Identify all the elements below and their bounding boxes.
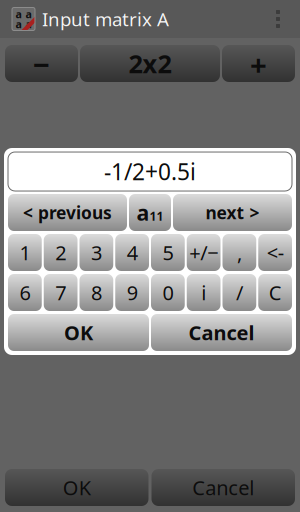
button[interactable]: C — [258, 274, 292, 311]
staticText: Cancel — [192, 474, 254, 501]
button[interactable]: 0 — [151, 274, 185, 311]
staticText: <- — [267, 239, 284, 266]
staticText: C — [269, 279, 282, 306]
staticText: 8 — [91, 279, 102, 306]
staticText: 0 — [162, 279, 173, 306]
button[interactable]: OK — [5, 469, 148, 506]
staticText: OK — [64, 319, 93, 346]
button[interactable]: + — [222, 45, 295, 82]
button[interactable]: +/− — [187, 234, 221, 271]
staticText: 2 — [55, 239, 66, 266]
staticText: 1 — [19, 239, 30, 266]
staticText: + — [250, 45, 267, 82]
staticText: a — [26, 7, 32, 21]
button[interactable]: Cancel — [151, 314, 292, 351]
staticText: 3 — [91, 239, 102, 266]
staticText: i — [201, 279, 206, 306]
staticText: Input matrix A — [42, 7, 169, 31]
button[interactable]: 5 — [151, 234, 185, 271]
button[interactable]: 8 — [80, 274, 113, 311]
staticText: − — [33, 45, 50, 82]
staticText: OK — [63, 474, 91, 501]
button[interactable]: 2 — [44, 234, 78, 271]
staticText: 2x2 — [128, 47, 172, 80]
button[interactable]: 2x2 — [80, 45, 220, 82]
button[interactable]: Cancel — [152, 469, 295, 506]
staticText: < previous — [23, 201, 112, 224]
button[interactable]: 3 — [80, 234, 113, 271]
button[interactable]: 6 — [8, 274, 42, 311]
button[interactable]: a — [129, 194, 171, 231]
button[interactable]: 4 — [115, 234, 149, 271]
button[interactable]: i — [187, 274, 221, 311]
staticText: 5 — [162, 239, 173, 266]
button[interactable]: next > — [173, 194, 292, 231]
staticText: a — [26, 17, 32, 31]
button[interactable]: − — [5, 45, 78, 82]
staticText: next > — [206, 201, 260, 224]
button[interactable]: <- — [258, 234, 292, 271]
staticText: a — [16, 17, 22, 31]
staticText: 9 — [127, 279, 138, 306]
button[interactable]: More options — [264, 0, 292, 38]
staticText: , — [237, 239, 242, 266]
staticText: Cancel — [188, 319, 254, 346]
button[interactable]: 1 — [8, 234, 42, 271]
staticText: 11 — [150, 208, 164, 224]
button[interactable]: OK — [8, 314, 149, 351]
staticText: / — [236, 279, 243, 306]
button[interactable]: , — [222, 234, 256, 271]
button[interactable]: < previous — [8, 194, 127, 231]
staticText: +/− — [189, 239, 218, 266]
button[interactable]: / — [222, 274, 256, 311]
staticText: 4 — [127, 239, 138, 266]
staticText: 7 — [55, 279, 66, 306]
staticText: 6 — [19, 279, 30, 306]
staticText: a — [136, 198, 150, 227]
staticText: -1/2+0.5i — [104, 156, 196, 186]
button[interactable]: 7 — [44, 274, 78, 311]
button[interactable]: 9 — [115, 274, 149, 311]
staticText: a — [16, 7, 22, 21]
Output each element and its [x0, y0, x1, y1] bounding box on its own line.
--
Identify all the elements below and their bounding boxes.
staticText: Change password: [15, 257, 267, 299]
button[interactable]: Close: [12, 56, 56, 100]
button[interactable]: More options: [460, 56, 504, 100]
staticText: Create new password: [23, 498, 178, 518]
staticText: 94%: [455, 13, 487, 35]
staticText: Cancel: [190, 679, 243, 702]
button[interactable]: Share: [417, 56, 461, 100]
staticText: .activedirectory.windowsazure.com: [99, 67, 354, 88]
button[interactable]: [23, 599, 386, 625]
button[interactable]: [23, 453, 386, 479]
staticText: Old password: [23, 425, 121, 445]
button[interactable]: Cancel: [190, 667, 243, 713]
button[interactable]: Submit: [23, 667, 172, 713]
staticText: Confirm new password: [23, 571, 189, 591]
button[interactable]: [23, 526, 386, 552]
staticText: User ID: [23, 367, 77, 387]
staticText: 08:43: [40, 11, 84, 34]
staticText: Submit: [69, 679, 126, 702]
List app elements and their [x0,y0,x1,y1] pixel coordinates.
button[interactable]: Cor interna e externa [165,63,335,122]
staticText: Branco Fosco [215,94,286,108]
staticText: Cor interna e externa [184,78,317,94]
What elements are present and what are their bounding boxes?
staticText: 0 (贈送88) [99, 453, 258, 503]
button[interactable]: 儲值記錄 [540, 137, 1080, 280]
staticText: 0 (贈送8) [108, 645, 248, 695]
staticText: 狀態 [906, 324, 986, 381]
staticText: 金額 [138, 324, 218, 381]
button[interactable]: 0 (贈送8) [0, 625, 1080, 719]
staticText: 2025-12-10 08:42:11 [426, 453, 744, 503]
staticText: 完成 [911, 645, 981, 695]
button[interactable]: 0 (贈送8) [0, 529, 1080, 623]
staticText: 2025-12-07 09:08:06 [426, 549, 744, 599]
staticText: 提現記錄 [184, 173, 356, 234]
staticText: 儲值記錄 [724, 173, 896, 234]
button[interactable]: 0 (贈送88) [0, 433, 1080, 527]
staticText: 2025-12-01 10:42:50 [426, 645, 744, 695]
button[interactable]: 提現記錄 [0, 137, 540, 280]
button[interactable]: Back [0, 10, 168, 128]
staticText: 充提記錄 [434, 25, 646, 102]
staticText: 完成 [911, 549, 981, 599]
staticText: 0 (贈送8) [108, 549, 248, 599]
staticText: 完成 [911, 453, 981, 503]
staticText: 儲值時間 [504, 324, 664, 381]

Your objective:
Count the lines in the records above that contain the string "next", and give only the number.

Answer below:
2